Data items:
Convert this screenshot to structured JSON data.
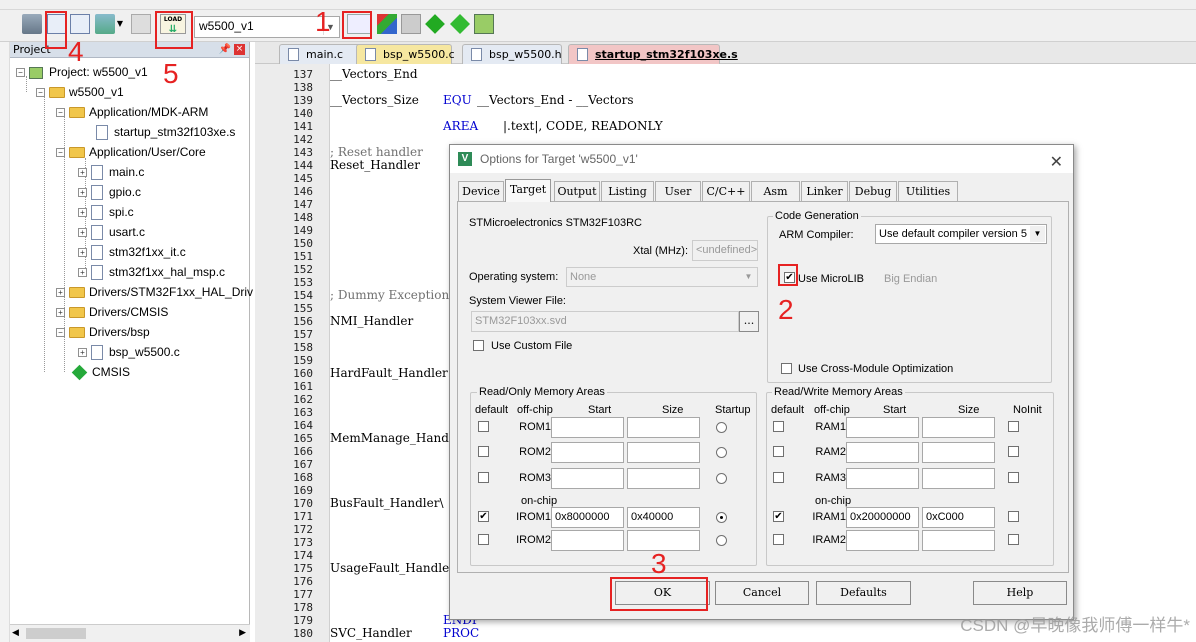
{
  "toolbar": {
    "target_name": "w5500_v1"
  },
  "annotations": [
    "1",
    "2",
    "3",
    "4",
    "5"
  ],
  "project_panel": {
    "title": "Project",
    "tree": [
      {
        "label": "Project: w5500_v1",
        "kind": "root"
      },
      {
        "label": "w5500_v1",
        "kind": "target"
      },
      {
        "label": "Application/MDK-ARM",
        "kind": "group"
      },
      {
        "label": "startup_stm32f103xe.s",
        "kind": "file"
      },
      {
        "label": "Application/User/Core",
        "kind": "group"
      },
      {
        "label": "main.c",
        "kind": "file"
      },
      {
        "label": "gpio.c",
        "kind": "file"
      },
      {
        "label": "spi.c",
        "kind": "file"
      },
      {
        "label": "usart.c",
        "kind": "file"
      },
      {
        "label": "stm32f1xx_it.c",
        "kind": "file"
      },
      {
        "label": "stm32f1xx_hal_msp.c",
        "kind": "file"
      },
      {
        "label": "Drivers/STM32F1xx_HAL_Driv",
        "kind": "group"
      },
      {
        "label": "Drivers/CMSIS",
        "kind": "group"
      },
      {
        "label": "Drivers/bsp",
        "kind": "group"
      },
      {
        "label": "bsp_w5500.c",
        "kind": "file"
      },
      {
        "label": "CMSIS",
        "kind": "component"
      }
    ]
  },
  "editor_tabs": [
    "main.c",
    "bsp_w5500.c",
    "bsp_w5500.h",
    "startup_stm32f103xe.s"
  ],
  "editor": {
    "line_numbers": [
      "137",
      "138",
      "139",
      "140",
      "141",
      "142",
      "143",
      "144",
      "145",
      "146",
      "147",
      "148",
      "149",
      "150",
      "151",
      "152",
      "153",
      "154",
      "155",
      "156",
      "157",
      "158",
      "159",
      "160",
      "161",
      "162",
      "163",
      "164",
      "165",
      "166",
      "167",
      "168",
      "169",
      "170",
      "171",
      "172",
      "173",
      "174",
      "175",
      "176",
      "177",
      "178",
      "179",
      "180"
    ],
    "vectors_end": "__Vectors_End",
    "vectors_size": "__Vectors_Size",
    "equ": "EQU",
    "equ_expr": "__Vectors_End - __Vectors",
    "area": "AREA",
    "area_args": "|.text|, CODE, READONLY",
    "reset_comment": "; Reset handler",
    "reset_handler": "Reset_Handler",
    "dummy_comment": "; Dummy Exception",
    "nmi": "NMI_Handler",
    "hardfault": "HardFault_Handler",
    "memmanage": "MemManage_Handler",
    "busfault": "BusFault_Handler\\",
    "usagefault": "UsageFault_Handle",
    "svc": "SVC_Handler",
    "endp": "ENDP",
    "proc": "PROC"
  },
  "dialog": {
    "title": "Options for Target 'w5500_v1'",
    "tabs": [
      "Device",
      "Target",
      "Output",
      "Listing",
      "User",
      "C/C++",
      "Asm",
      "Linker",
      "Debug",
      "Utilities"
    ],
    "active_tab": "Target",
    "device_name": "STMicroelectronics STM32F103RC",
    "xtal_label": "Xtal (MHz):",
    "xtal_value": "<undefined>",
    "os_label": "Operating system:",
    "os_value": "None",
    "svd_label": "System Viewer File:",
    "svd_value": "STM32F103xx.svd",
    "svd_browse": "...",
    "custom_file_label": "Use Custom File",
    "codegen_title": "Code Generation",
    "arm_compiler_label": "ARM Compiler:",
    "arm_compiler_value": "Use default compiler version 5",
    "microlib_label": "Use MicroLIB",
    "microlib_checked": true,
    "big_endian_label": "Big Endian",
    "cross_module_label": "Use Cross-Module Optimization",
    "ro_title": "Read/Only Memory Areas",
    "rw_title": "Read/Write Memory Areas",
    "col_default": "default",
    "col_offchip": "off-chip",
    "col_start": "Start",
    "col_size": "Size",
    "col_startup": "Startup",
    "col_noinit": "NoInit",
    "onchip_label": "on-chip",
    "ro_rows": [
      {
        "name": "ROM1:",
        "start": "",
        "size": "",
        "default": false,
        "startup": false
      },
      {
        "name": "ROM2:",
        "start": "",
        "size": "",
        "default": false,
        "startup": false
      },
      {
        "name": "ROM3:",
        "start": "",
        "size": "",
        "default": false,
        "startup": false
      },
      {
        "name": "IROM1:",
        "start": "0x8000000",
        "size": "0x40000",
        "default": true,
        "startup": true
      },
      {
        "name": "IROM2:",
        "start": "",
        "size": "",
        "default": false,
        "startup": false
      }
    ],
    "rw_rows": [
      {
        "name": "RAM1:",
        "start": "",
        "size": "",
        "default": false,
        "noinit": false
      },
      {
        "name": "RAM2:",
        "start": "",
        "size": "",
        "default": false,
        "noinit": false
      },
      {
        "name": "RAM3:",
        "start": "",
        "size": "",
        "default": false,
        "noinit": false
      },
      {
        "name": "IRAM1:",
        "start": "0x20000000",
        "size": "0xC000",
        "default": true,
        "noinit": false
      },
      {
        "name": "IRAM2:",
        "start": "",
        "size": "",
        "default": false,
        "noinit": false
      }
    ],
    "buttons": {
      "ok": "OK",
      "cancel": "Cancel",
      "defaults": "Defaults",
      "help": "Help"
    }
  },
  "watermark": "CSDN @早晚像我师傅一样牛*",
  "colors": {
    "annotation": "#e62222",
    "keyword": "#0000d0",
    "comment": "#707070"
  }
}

SHORT EXERCISE
Repeat the records above exactly, leaving out any pictures they contain.

WRITTEN SOLUTION
Convert this screenshot to structured JSON data.
{
  "toolbar": {
    "target_name": "w5500_v1"
  },
  "annotations": [
    "1",
    "2",
    "3",
    "4",
    "5"
  ],
  "project_panel": {
    "title": "Project",
    "tree": [
      {
        "label": "Project: w5500_v1",
        "kind": "root"
      },
      {
        "label": "w5500_v1",
        "kind": "target"
      },
      {
        "label": "Application/MDK-ARM",
        "kind": "group"
      },
      {
        "label": "startup_stm32f103xe.s",
        "kind": "file"
      },
      {
        "label": "Application/User/Core",
        "kind": "group"
      },
      {
        "label": "main.c",
        "kind": "file"
      },
      {
        "label": "gpio.c",
        "kind": "file"
      },
      {
        "label": "spi.c",
        "kind": "file"
      },
      {
        "label": "usart.c",
        "kind": "file"
      },
      {
        "label": "stm32f1xx_it.c",
        "kind": "file"
      },
      {
        "label": "stm32f1xx_hal_msp.c",
        "kind": "file"
      },
      {
        "label": "Drivers/STM32F1xx_HAL_Driv",
        "kind": "group"
      },
      {
        "label": "Drivers/CMSIS",
        "kind": "group"
      },
      {
        "label": "Drivers/bsp",
        "kind": "group"
      },
      {
        "label": "bsp_w5500.c",
        "kind": "file"
      },
      {
        "label": "CMSIS",
        "kind": "component"
      }
    ]
  },
  "editor_tabs": [
    "main.c",
    "bsp_w5500.c",
    "bsp_w5500.h",
    "startup_stm32f103xe.s"
  ],
  "editor": {
    "line_numbers": [
      "137",
      "138",
      "139",
      "140",
      "141",
      "142",
      "143",
      "144",
      "145",
      "146",
      "147",
      "148",
      "149",
      "150",
      "151",
      "152",
      "153",
      "154",
      "155",
      "156",
      "157",
      "158",
      "159",
      "160",
      "161",
      "162",
      "163",
      "164",
      "165",
      "166",
      "167",
      "168",
      "169",
      "170",
      "171",
      "172",
      "173",
      "174",
      "175",
      "176",
      "177",
      "178",
      "179",
      "180"
    ],
    "vectors_end": "__Vectors_End",
    "vectors_size": "__Vectors_Size",
    "equ": "EQU",
    "equ_expr": "__Vectors_End - __Vectors",
    "area": "AREA",
    "area_args": "|.text|, CODE, READONLY",
    "reset_comment": "; Reset handler",
    "reset_handler": "Reset_Handler",
    "dummy_comment": "; Dummy Exception",
    "nmi": "NMI_Handler",
    "hardfault": "HardFault_Handler",
    "memmanage": "MemManage_Handler",
    "busfault": "BusFault_Handler\\",
    "usagefault": "UsageFault_Handle",
    "svc": "SVC_Handler",
    "endp": "ENDP",
    "proc": "PROC"
  },
  "dialog": {
    "title": "Options for Target 'w5500_v1'",
    "tabs": [
      "Device",
      "Target",
      "Output",
      "Listing",
      "User",
      "C/C++",
      "Asm",
      "Linker",
      "Debug",
      "Utilities"
    ],
    "active_tab": "Target",
    "device_name": "STMicroelectronics STM32F103RC",
    "xtal_label": "Xtal (MHz):",
    "xtal_value": "<undefined>",
    "os_label": "Operating system:",
    "os_value": "None",
    "svd_label": "System Viewer File:",
    "svd_value": "STM32F103xx.svd",
    "svd_browse": "...",
    "custom_file_label": "Use Custom File",
    "codegen_title": "Code Generation",
    "arm_compiler_label": "ARM Compiler:",
    "arm_compiler_value": "Use default compiler version 5",
    "microlib_label": "Use MicroLIB",
    "microlib_checked": true,
    "big_endian_label": "Big Endian",
    "cross_module_label": "Use Cross-Module Optimization",
    "ro_title": "Read/Only Memory Areas",
    "rw_title": "Read/Write Memory Areas",
    "col_default": "default",
    "col_offchip": "off-chip",
    "col_start": "Start",
    "col_size": "Size",
    "col_startup": "Startup",
    "col_noinit": "NoInit",
    "onchip_label": "on-chip",
    "ro_rows": [
      {
        "name": "ROM1:",
        "start": "",
        "size": "",
        "default": false,
        "startup": false
      },
      {
        "name": "ROM2:",
        "start": "",
        "size": "",
        "default": false,
        "startup": false
      },
      {
        "name": "ROM3:",
        "start": "",
        "size": "",
        "default": false,
        "startup": false
      },
      {
        "name": "IROM1:",
        "start": "0x8000000",
        "size": "0x40000",
        "default": true,
        "startup": true
      },
      {
        "name": "IROM2:",
        "start": "",
        "size": "",
        "default": false,
        "startup": false
      }
    ],
    "rw_rows": [
      {
        "name": "RAM1:",
        "start": "",
        "size": "",
        "default": false,
        "noinit": false
      },
      {
        "name": "RAM2:",
        "start": "",
        "size": "",
        "default": false,
        "noinit": false
      },
      {
        "name": "RAM3:",
        "start": "",
        "size": "",
        "default": false,
        "noinit": false
      },
      {
        "name": "IRAM1:",
        "start": "0x20000000",
        "size": "0xC000",
        "default": true,
        "noinit": false
      },
      {
        "name": "IRAM2:",
        "start": "",
        "size": "",
        "default": false,
        "noinit": false
      }
    ],
    "buttons": {
      "ok": "OK",
      "cancel": "Cancel",
      "defaults": "Defaults",
      "help": "Help"
    }
  },
  "watermark": "CSDN @早晚像我师傅一样牛*",
  "colors": {
    "annotation": "#e62222",
    "keyword": "#0000d0",
    "comment": "#707070"
  }
}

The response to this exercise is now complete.